▶ YOUR INSTRUCTIONS
Locate every line that holds the string "commodity" and copy it.
* BEGIN *
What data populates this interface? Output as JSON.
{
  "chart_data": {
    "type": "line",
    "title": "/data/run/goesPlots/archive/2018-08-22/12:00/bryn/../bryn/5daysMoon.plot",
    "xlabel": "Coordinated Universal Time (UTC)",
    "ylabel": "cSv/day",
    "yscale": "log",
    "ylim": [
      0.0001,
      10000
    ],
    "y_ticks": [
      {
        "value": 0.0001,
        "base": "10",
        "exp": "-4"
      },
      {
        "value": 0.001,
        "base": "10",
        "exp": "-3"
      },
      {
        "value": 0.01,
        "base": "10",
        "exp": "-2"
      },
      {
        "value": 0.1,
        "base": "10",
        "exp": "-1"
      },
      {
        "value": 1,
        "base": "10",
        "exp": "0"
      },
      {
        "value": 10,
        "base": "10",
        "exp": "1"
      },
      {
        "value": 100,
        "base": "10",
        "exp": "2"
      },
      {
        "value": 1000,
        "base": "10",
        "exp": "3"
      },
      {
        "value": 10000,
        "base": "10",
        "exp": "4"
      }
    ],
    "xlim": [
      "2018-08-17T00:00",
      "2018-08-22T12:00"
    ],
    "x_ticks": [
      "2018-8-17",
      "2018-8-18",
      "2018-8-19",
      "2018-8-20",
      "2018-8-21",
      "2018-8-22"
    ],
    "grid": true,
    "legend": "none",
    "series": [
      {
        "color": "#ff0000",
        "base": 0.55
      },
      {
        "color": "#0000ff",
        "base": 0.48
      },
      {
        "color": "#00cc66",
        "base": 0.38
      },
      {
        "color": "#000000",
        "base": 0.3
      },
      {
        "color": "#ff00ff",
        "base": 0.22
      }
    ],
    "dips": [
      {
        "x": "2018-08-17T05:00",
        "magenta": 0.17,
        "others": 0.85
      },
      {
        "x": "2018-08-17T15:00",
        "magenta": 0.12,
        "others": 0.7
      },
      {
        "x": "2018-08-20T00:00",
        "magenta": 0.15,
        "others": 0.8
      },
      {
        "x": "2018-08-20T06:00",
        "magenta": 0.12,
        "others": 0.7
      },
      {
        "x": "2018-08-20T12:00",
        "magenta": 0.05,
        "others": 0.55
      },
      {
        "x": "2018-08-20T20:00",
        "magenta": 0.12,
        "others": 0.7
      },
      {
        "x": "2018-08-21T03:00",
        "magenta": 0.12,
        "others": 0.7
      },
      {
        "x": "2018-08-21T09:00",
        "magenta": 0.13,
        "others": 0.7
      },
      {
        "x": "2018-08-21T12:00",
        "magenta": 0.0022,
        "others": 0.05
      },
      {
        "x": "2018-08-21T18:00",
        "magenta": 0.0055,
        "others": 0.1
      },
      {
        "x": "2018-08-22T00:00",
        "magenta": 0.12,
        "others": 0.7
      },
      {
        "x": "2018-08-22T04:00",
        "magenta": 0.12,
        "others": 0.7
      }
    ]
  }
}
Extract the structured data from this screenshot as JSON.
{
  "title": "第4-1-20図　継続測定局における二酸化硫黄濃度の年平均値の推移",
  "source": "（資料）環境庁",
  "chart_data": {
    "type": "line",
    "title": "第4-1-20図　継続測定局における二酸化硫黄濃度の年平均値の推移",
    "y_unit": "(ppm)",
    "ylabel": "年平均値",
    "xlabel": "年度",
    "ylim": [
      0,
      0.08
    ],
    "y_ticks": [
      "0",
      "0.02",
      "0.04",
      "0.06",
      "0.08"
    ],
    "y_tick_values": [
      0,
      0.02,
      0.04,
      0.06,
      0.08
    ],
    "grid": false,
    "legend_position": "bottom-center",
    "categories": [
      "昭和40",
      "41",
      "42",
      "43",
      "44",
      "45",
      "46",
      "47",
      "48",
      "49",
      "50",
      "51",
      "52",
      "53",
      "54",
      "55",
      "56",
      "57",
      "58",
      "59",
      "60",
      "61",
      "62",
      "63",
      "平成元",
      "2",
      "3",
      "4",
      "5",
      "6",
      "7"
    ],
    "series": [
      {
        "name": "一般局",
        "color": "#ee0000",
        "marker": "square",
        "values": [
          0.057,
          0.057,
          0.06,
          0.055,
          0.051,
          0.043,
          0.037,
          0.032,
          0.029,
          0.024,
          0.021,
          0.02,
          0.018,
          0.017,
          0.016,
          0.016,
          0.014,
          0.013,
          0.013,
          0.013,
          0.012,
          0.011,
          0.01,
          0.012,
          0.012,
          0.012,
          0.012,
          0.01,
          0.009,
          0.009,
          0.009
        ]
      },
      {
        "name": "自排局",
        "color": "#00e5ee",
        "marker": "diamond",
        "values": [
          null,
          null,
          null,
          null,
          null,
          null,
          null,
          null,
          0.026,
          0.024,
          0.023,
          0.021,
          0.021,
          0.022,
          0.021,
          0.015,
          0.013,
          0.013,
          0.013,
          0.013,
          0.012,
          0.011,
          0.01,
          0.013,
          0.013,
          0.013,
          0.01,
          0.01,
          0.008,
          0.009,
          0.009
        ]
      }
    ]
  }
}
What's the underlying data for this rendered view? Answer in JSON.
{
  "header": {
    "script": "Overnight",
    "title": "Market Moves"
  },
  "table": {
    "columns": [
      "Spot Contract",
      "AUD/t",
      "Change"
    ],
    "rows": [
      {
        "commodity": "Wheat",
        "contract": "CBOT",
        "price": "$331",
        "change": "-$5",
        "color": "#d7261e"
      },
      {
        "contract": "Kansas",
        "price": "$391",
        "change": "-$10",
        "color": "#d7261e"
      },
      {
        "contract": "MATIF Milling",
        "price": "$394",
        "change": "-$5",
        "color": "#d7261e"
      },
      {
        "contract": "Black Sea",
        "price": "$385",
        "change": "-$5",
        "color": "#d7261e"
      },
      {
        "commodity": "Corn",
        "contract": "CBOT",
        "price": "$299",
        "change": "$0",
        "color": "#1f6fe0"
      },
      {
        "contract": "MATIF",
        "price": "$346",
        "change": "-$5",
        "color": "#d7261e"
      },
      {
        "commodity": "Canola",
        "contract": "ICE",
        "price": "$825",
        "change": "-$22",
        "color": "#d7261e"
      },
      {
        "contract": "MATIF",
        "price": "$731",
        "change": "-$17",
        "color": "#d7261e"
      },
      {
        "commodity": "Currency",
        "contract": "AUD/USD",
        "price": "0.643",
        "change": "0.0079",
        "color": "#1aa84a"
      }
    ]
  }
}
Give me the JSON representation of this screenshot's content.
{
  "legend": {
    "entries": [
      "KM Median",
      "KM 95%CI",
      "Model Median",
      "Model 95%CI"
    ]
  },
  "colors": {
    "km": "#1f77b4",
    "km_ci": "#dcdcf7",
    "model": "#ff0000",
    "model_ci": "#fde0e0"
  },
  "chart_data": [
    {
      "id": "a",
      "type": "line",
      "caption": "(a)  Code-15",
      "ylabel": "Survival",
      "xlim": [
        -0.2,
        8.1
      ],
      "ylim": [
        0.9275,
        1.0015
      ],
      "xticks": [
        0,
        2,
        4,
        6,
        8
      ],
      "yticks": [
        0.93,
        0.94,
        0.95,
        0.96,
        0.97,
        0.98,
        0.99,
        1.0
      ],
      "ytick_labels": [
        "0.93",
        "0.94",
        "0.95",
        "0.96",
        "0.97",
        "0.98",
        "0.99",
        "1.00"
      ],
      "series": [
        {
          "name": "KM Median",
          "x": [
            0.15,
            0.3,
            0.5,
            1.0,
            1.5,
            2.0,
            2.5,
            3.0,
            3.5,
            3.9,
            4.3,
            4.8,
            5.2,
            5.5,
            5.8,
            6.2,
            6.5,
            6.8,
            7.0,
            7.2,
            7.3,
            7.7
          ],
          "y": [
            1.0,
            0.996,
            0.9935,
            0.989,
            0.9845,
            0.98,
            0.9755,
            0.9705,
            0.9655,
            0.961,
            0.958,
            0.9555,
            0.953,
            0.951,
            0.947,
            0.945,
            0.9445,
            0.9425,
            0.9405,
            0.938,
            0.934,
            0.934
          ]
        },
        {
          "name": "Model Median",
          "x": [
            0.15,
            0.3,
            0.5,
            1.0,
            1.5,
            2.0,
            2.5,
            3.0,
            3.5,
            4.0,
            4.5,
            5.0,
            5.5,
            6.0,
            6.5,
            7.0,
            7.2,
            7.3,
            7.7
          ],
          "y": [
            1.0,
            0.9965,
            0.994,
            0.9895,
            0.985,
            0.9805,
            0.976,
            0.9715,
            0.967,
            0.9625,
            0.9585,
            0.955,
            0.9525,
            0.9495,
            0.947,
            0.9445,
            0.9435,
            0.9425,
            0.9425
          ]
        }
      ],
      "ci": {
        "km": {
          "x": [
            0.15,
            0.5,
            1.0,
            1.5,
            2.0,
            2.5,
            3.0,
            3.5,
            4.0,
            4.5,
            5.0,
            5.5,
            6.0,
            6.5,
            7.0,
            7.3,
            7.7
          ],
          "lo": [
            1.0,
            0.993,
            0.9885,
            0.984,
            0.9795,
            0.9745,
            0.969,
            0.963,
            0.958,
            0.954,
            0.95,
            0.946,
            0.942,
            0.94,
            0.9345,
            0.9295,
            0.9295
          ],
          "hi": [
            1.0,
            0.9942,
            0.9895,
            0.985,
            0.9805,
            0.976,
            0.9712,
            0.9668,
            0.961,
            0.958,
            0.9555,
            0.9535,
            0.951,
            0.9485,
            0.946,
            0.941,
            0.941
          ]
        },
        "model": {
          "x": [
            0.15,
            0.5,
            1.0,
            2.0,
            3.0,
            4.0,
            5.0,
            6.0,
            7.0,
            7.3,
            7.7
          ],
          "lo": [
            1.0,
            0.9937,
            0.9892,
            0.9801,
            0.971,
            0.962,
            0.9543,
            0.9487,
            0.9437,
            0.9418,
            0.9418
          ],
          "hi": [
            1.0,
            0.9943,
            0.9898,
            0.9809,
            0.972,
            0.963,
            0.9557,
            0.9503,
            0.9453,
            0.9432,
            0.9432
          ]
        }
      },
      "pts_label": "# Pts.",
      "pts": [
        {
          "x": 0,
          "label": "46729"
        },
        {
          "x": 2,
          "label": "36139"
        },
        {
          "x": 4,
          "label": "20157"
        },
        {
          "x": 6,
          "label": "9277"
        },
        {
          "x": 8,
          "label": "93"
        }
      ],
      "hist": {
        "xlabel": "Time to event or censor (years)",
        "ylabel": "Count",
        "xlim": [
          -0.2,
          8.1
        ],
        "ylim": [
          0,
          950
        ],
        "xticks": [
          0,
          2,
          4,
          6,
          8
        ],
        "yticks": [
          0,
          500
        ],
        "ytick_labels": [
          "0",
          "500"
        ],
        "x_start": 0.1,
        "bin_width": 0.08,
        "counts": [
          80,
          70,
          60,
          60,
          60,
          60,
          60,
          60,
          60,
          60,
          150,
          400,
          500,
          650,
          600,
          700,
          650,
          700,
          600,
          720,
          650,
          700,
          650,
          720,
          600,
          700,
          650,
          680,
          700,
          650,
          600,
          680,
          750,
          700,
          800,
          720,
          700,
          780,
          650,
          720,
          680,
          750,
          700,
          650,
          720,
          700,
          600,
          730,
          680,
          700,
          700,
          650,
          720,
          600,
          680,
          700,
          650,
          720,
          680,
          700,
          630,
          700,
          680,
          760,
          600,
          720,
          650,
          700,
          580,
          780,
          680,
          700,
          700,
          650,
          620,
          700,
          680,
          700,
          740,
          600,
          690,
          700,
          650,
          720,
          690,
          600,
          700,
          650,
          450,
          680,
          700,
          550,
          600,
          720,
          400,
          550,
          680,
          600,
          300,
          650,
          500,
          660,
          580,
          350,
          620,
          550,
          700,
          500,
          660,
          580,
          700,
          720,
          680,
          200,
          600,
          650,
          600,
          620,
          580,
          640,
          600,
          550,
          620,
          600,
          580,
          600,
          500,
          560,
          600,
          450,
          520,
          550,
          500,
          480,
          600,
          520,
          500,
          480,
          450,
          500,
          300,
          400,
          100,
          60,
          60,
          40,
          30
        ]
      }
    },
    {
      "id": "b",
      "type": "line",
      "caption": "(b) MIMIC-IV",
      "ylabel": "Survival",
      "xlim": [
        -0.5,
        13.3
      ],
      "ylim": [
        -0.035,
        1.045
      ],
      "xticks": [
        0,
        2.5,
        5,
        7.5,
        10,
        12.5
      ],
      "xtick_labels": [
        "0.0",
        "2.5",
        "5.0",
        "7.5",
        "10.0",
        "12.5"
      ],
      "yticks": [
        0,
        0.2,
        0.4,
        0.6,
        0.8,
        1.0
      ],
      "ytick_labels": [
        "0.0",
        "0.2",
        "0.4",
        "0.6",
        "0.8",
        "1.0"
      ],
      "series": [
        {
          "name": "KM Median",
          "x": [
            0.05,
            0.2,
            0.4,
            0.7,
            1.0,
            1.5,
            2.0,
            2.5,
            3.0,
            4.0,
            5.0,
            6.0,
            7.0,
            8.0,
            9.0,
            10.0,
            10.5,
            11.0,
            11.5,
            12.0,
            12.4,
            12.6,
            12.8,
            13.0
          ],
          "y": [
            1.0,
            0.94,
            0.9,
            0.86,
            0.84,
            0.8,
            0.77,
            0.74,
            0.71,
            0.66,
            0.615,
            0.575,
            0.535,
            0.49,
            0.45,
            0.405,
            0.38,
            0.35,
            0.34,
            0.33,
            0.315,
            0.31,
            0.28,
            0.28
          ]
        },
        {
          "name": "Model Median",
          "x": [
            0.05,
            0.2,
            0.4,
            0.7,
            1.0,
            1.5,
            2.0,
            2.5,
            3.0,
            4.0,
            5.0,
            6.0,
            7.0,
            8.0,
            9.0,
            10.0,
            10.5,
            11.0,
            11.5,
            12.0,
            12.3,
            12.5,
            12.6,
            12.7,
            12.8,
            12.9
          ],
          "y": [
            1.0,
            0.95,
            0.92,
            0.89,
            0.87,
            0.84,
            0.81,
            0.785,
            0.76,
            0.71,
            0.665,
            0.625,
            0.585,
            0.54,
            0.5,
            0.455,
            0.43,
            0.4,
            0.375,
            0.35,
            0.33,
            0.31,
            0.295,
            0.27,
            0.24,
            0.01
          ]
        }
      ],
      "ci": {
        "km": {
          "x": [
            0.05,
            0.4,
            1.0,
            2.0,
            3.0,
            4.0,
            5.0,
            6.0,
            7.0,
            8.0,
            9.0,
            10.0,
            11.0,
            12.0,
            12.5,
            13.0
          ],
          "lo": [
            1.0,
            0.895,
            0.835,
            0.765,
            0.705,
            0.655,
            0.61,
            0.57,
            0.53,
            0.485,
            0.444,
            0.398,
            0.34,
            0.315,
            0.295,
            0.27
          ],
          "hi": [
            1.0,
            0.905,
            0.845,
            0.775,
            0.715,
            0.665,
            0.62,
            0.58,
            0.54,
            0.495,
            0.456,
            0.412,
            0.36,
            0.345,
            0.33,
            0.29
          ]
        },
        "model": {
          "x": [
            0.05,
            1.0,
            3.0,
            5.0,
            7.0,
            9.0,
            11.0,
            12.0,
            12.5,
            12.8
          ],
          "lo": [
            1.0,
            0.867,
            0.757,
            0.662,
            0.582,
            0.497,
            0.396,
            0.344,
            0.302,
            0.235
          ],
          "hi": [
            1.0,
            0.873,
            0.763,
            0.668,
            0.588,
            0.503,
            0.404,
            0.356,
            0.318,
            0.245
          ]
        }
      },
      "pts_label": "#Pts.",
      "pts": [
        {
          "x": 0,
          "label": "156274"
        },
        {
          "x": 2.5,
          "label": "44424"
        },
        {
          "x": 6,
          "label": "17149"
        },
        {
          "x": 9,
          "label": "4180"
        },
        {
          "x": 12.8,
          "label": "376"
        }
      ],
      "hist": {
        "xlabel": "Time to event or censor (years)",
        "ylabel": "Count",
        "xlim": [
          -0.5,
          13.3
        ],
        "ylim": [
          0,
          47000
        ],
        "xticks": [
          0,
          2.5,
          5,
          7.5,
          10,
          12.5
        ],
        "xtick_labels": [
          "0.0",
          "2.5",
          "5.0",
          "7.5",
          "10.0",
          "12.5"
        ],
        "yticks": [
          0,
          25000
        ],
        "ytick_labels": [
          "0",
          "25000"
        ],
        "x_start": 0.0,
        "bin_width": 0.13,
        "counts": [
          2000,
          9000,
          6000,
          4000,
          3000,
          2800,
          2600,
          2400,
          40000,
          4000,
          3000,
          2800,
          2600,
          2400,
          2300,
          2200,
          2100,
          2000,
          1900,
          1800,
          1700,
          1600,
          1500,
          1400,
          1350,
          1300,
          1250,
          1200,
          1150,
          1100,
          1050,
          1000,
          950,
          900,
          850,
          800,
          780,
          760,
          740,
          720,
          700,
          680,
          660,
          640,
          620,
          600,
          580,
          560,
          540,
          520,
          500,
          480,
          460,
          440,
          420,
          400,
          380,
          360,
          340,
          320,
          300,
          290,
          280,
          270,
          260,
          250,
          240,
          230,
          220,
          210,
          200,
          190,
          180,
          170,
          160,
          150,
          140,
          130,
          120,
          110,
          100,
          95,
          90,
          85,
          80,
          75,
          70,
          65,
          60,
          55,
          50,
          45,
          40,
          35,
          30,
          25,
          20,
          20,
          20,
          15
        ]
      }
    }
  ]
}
* END *
▶ SOLUTION TO THIS PROBLEM
        "commodity": "Wheat",
        "commodity": "Corn",
        "commodity": "Canola",
        "commodity": "Currency",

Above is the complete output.